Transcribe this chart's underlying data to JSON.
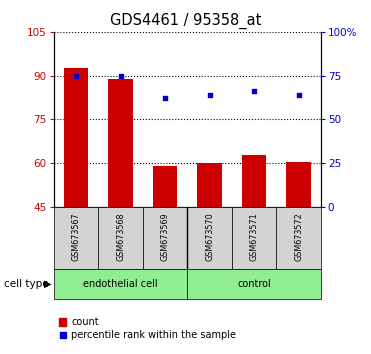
{
  "title": "GDS4461 / 95358_at",
  "samples": [
    "GSM673567",
    "GSM673568",
    "GSM673569",
    "GSM673570",
    "GSM673571",
    "GSM673572"
  ],
  "bar_values": [
    92.5,
    89.0,
    59.0,
    60.0,
    63.0,
    60.5
  ],
  "percentile_values": [
    75,
    75,
    62,
    64,
    66,
    64
  ],
  "ylim_left": [
    45,
    105
  ],
  "ylim_right": [
    0,
    100
  ],
  "yticks_left": [
    45,
    60,
    75,
    90,
    105
  ],
  "yticks_right": [
    0,
    25,
    50,
    75,
    100
  ],
  "bar_color": "#cc0000",
  "dot_color": "#0000cc",
  "group1_label": "endothelial cell",
  "group2_label": "control",
  "group_bg_color": "#90ee90",
  "sample_bg_color": "#d3d3d3",
  "legend_bar_label": "count",
  "legend_dot_label": "percentile rank within the sample",
  "cell_type_label": "cell type",
  "right_axis_color": "#0000cc",
  "left_axis_color": "#cc0000",
  "grid_color": "black",
  "grid_linestyle": "dotted",
  "grid_linewidth": 0.8
}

▶ **What you should do**
Omitting all images, print the listing exactly.

▶ **Result of the task**
Transcribe this chart's underlying data to JSON.
{
  "title": "GDS4461 / 95358_at",
  "samples": [
    "GSM673567",
    "GSM673568",
    "GSM673569",
    "GSM673570",
    "GSM673571",
    "GSM673572"
  ],
  "bar_values": [
    92.5,
    89.0,
    59.0,
    60.0,
    63.0,
    60.5
  ],
  "percentile_values": [
    75,
    75,
    62,
    64,
    66,
    64
  ],
  "ylim_left": [
    45,
    105
  ],
  "ylim_right": [
    0,
    100
  ],
  "yticks_left": [
    45,
    60,
    75,
    90,
    105
  ],
  "yticks_right": [
    0,
    25,
    50,
    75,
    100
  ],
  "bar_color": "#cc0000",
  "dot_color": "#0000cc",
  "group1_label": "endothelial cell",
  "group2_label": "control",
  "group_bg_color": "#90ee90",
  "sample_bg_color": "#d3d3d3",
  "legend_bar_label": "count",
  "legend_dot_label": "percentile rank within the sample",
  "cell_type_label": "cell type",
  "right_axis_color": "#0000cc",
  "left_axis_color": "#cc0000",
  "grid_color": "black",
  "grid_linestyle": "dotted",
  "grid_linewidth": 0.8
}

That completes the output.